- [FRAGMENTO DEL TEXTO]
══════════════════════════════
Arnold y Stalone con sus amigos de paseo por el Gym.

 

Yo y mis títulos. Un título que podría contener un ensayo completo sobre diferentes métodos de tortura realizados por el Ser humano para consigo mismo; una crítica dirigida a ciertos organismos gubernamentales capaces de extraerte información sobre la conformación total del sanguche* primavera que comiste tres días atrás; la experiencia de un torturador que realmente odia su trabajo pero que, paradójicamente, es muy bueno en lo que hace. ¿Podría, pues, contener alguno de estos tópicos? ¿Sería capaz, mediante las siguientes palabras de desarrollar uno de estos temas o todos? Sí, claro que sí, pero no lo voy a hacer.

La siguiente entrada, en realidad, va un poco más allá de todo lo mencionado anteriormente —pueden respirar, no voy a hablar de sanguches*—, quiero avanzar hasta un punto en el que pueda descubrir la razón por la cual hacemos ciertas cosas y todo va a rondar sobre una experiencia que me fue reveladora: el gimnasio. Sí, a simple vista no es más que una sala con un montón de felices aparatos de color blanco y/o negro, con ruedas o pesas, con cables o barras de hierro; cualquiera sea la combinación, el gimnasio esconde algo terrible, difícil de ver, pero fácil de sentir.
══════════════════════════════
- [CONSIGNA A] Cita del texto sobre el gimnasio el pasaje que empieza con "Arnold y Stalone" y sigue hasta "voy a hacer.".

- [FILAS EXTRAÍDAS]
══════════════════════════════
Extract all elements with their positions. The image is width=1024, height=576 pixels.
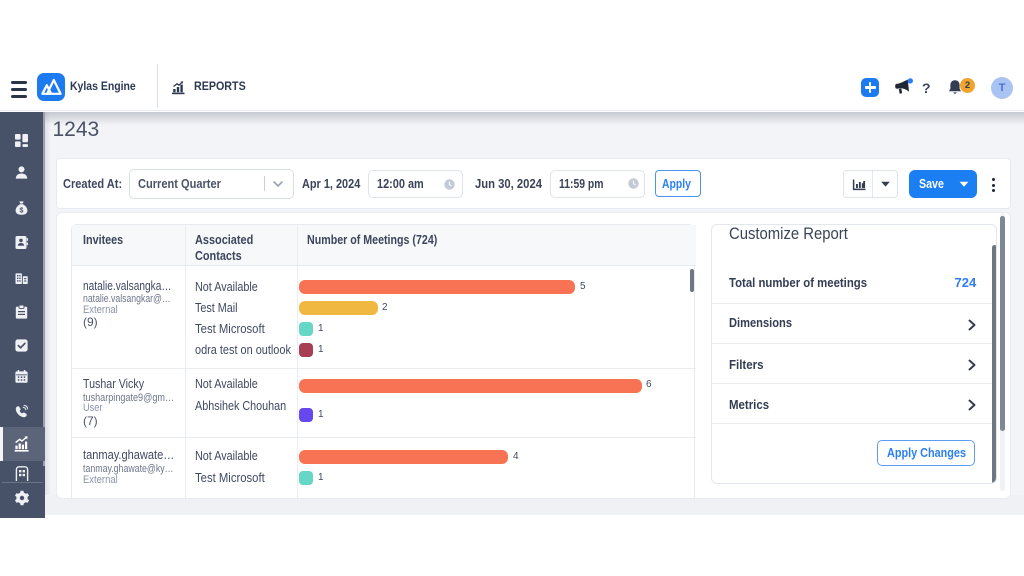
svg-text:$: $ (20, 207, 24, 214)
══════════════════════════════
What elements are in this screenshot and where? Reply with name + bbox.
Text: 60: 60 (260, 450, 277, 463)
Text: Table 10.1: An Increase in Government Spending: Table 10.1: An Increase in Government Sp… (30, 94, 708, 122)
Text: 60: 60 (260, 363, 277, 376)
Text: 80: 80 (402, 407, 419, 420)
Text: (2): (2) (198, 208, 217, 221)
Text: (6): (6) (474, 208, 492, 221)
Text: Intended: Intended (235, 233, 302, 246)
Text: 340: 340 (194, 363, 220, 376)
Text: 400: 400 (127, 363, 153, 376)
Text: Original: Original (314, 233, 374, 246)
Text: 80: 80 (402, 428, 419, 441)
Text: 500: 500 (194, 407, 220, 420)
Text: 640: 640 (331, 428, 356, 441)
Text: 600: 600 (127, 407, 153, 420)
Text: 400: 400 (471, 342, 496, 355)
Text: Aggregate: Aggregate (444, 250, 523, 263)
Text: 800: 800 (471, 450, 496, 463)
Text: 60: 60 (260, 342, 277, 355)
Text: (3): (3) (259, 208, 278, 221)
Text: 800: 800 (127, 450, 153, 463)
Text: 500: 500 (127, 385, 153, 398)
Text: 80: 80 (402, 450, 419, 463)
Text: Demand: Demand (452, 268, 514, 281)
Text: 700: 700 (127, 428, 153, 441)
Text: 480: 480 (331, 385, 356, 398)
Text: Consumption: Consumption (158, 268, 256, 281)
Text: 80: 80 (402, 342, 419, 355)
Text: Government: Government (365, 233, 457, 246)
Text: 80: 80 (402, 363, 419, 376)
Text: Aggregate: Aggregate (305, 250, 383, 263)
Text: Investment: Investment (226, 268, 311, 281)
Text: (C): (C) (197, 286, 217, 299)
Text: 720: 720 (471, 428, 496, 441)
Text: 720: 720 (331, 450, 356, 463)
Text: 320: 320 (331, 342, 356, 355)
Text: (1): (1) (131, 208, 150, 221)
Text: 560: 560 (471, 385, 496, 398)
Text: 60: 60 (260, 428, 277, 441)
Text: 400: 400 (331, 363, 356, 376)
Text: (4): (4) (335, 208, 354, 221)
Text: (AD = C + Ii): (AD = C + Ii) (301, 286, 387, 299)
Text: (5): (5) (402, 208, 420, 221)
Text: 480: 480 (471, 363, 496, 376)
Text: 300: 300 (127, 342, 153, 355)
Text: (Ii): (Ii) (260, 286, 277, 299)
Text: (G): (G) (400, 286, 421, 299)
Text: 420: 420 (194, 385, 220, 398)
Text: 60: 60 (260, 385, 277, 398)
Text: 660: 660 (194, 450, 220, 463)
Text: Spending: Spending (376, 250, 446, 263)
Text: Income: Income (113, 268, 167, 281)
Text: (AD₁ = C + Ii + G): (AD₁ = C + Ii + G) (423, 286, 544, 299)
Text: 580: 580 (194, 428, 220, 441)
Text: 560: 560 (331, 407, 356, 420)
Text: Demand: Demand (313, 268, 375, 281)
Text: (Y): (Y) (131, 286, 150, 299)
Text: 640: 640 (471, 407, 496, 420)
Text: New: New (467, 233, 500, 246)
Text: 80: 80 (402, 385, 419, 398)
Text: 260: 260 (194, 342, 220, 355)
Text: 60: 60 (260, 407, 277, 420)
══════════════════════════════
- [CONSIGNA B] De las filas, vuelve a escribir solo las líneas que empiezan con la que contiene "What elements are" y siguen hasta la que contiene "Text: (6): (6) (474, 208, 492, 221)", ambas incluidas. Sustituye "Increase" por "Rise" y deja todo lo demás intacto.

- [SOLUCIÓN ESCRITA A]
Arnold y Stalone con sus amigos de paseo por el Gym.

 

Yo y mis títulos. Un título que podría contener un ensayo completo sobre diferentes métodos de tortura realizados por el Ser humano para consigo mismo; una crítica dirigida a ciertos organismos gubernamentales capaces de extraerte información sobre la conformación total del sanguche* primavera que comiste tres días atrás; la experiencia de un torturador que realmente odia su trabajo pero que, paradójicamente, es muy bueno en lo que hace. ¿Podría, pues, contener alguno de estos tópicos? ¿Sería capaz, mediante las siguientes palabras de desarrollar uno de estos temas o todos? Sí, claro que sí, pero no lo voy a hacer.

- [SOLUCIÓN ESCRITA B]
What elements are in this screenshot and where? Reply with name + bbox.
Text: 60: 60 (260, 450, 277, 463)
Text: Table 10.1: An Rise in Government Spending: Table 10.1: An Rise in Government Sp… (30, 94, 708, 122)
Text: 60: 60 (260, 363, 277, 376)
Text: 80: 80 (402, 407, 419, 420)
Text: (2): (2) (198, 208, 217, 221)
Text: (6): (6) (474, 208, 492, 221)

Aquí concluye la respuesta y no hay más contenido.